To do: Copy each line that holds "resolution".
START Records shown
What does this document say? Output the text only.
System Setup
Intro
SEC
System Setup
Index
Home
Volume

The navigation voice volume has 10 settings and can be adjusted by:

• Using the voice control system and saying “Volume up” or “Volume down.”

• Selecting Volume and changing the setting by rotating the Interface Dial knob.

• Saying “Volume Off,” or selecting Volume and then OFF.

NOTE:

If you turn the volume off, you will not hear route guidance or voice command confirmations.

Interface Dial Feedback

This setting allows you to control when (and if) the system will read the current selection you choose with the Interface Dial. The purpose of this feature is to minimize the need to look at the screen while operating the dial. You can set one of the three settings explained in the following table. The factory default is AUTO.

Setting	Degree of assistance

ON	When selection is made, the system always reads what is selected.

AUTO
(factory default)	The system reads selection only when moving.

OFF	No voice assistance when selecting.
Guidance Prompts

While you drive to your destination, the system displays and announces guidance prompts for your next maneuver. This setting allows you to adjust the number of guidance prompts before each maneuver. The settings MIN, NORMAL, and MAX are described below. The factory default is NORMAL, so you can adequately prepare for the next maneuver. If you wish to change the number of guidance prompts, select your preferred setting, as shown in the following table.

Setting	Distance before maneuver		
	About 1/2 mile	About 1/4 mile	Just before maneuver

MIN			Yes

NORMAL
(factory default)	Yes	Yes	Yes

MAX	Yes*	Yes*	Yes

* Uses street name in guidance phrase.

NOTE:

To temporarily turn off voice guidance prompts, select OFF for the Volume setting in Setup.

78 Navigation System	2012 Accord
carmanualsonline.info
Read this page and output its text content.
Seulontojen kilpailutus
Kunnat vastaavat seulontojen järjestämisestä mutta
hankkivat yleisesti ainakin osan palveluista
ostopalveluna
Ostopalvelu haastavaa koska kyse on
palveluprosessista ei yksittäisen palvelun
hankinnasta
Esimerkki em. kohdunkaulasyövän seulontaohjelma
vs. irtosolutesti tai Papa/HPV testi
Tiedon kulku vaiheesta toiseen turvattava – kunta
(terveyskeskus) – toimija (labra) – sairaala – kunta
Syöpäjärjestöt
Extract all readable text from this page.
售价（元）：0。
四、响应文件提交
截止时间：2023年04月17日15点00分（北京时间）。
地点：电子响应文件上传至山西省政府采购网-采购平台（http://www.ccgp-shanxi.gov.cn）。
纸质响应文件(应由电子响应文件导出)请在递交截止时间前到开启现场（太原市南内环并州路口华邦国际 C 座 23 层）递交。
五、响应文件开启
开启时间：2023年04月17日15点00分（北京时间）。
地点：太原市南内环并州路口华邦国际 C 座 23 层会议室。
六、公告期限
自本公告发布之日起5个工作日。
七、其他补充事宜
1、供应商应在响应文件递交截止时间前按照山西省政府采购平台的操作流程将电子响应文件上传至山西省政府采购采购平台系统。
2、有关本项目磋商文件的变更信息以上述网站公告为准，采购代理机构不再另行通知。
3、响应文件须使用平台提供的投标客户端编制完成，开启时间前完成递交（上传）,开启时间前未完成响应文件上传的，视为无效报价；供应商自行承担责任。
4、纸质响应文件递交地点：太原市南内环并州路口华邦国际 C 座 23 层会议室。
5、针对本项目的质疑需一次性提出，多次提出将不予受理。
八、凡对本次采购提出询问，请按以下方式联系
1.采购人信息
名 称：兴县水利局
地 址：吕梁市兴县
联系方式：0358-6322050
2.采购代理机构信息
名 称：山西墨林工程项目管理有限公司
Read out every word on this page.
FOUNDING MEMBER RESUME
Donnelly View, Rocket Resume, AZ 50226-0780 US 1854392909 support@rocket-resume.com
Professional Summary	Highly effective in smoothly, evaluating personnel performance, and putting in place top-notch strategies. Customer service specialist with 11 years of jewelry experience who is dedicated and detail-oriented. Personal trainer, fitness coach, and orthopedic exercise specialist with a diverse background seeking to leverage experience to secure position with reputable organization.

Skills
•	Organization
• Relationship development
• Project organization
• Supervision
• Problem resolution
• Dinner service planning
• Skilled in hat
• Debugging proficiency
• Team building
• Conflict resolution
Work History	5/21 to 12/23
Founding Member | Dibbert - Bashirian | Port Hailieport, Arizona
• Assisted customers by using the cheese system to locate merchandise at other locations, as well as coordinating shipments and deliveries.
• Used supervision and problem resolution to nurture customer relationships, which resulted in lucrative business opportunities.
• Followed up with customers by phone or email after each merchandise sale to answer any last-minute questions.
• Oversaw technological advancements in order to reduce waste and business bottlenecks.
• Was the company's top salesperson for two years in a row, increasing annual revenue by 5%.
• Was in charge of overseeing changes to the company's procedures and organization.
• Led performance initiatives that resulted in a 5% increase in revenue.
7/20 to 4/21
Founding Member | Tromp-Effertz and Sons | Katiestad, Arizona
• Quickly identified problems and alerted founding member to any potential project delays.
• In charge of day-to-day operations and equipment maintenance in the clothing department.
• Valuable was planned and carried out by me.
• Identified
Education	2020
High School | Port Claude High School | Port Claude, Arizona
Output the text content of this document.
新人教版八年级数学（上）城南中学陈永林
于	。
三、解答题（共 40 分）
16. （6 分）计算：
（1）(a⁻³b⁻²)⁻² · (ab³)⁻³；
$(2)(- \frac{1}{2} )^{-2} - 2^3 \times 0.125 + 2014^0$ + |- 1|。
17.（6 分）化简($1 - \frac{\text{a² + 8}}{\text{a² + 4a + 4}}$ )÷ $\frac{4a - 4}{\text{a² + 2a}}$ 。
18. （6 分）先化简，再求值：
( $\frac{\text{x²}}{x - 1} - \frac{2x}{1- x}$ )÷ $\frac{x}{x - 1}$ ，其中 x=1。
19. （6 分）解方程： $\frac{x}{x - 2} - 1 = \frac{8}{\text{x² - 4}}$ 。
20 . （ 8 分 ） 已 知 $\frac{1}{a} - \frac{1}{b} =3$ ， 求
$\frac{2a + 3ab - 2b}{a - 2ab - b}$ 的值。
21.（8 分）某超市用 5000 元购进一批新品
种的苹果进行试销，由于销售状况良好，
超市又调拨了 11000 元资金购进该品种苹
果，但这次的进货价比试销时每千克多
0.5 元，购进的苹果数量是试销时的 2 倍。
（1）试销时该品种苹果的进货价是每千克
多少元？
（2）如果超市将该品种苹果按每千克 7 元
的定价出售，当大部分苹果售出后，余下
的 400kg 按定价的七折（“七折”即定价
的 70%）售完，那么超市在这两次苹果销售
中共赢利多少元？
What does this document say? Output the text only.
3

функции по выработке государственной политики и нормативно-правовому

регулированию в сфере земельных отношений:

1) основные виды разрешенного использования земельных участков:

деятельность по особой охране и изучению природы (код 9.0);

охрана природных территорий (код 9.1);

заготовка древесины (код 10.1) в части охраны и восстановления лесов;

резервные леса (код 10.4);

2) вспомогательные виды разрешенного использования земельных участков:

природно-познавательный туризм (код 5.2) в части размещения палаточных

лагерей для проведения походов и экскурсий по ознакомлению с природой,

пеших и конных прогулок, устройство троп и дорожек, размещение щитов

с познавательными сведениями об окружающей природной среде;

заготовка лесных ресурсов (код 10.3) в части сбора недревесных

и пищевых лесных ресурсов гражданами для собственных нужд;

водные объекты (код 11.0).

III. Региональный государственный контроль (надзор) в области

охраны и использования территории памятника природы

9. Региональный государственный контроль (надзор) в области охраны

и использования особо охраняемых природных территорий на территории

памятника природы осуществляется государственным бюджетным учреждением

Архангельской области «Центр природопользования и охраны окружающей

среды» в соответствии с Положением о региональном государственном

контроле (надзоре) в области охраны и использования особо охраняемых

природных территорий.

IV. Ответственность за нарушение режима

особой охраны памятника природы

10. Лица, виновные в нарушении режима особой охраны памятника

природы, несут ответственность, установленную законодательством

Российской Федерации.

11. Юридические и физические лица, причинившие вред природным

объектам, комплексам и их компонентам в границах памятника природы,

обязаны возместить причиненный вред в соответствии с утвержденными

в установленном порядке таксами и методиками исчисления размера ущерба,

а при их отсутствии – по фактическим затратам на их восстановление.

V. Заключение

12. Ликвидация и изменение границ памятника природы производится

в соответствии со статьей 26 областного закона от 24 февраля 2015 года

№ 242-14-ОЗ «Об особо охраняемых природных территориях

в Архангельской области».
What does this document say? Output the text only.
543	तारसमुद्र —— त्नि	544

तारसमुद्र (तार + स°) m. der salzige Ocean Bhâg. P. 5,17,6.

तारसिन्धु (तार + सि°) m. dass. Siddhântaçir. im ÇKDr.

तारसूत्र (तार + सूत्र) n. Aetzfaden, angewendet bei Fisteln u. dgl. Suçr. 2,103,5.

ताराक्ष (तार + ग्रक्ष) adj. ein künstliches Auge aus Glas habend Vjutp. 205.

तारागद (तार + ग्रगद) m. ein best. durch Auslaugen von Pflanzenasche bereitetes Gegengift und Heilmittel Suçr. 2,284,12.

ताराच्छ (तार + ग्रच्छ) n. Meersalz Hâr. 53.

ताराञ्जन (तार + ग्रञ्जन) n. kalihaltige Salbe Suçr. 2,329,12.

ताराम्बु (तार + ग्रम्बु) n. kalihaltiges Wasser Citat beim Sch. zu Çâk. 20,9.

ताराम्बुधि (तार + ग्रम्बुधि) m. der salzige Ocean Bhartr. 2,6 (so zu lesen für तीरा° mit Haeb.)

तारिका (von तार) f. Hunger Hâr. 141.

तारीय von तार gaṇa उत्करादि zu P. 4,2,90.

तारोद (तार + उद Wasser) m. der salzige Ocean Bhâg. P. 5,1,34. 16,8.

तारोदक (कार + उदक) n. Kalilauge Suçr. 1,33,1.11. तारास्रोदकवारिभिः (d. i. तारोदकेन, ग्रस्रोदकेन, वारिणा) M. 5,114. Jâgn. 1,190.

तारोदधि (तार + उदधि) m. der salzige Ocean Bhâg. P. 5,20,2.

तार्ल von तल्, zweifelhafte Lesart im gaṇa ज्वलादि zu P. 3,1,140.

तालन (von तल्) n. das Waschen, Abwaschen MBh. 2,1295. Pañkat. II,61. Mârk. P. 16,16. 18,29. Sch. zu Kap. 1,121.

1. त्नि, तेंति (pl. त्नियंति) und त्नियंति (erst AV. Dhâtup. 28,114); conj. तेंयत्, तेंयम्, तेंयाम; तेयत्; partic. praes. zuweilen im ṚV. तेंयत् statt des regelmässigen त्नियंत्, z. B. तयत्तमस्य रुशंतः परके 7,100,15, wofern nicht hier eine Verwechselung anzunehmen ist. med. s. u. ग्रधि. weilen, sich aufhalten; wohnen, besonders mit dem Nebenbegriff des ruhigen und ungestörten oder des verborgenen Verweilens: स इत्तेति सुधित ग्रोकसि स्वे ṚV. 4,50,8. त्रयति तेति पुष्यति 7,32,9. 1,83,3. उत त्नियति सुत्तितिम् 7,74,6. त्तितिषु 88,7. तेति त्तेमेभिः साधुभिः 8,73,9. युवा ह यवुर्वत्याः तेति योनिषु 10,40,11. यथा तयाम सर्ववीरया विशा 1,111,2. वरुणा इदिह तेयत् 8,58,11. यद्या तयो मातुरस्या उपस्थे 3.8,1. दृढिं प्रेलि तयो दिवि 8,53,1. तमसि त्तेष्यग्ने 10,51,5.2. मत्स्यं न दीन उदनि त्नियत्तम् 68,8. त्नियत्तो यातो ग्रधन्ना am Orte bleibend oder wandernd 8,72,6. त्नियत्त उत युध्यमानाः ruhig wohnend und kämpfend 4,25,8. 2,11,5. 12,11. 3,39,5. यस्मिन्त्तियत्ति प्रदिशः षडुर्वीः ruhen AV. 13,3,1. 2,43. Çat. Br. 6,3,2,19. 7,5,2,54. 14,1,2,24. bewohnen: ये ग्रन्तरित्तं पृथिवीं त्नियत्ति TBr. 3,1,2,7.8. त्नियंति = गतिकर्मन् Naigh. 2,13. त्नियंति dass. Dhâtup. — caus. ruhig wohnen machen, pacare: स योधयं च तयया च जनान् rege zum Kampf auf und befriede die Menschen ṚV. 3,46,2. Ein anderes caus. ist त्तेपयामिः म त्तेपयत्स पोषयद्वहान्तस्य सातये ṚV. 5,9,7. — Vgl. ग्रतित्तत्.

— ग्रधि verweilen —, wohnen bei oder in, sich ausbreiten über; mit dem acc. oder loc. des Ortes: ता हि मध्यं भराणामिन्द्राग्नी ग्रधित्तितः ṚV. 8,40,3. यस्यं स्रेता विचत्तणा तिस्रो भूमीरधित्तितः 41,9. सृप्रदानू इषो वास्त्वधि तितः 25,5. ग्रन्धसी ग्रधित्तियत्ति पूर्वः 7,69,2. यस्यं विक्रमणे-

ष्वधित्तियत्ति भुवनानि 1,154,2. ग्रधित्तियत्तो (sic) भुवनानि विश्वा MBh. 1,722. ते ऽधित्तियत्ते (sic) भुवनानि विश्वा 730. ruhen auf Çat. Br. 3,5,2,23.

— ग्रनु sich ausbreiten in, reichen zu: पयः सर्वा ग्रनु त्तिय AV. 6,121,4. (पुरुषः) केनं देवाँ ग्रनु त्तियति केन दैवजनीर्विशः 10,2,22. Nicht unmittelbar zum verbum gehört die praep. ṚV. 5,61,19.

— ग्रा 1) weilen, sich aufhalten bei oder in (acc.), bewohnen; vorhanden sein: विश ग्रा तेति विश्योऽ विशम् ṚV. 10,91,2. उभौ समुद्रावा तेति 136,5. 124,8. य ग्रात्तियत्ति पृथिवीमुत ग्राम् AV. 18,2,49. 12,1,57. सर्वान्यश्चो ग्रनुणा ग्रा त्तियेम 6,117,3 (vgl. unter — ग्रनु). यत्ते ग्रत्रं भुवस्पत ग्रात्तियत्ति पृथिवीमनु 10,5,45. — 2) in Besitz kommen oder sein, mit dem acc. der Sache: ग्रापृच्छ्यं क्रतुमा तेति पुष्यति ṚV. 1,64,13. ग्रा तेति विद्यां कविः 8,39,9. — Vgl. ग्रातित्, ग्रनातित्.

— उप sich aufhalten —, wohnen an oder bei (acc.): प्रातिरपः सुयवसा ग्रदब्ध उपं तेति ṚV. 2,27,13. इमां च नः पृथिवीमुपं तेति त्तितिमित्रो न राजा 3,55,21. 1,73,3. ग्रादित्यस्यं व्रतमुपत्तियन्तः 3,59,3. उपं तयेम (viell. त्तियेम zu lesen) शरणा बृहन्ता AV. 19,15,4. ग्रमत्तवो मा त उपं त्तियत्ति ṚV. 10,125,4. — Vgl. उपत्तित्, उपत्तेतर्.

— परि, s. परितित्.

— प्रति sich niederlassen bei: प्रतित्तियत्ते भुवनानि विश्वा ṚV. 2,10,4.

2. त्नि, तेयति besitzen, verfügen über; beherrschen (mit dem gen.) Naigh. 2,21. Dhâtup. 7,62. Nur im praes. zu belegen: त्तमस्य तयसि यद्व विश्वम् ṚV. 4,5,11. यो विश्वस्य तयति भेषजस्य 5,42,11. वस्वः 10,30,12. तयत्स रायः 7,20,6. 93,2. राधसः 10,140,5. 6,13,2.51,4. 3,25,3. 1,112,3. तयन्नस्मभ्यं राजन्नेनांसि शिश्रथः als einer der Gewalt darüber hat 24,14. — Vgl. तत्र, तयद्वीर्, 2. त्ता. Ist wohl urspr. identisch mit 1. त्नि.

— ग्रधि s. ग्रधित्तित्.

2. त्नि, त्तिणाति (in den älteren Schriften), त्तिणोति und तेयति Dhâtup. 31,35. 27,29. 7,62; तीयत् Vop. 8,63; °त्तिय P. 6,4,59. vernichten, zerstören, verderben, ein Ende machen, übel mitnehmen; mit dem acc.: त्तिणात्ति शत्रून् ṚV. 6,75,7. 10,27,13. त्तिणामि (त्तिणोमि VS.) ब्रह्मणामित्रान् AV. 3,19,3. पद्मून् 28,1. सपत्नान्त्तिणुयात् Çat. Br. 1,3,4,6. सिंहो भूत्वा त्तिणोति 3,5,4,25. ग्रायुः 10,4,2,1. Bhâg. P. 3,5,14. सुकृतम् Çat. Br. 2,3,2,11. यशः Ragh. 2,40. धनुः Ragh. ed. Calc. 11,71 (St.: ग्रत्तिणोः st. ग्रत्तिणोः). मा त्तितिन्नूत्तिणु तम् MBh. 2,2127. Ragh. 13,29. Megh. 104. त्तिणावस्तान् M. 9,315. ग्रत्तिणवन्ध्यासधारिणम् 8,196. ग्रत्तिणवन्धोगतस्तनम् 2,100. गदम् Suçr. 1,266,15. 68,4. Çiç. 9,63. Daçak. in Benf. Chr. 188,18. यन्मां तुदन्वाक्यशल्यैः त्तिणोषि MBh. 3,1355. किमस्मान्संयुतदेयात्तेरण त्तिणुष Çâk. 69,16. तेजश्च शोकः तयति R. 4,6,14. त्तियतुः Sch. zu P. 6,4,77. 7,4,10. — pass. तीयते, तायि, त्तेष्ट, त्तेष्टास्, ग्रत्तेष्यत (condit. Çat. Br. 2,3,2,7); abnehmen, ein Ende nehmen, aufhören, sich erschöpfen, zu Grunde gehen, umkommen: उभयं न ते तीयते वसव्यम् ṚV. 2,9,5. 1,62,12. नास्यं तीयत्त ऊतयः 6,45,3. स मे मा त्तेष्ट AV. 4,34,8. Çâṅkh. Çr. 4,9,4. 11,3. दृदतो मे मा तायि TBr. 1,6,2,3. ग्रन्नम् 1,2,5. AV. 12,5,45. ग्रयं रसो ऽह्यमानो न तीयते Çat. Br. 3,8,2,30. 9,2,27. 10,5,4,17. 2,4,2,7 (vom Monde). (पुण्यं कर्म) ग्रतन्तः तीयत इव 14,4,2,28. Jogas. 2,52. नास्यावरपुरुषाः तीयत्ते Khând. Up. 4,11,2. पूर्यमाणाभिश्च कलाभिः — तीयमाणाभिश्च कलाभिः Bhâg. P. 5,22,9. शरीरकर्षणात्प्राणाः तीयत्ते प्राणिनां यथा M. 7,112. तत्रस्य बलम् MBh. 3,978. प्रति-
END Records shown
Written answer:
• Problem resolution
• Conflict resolution
• Used supervision and problem resolution to nurture customer relationships, which resulted in lucrative business opportunities.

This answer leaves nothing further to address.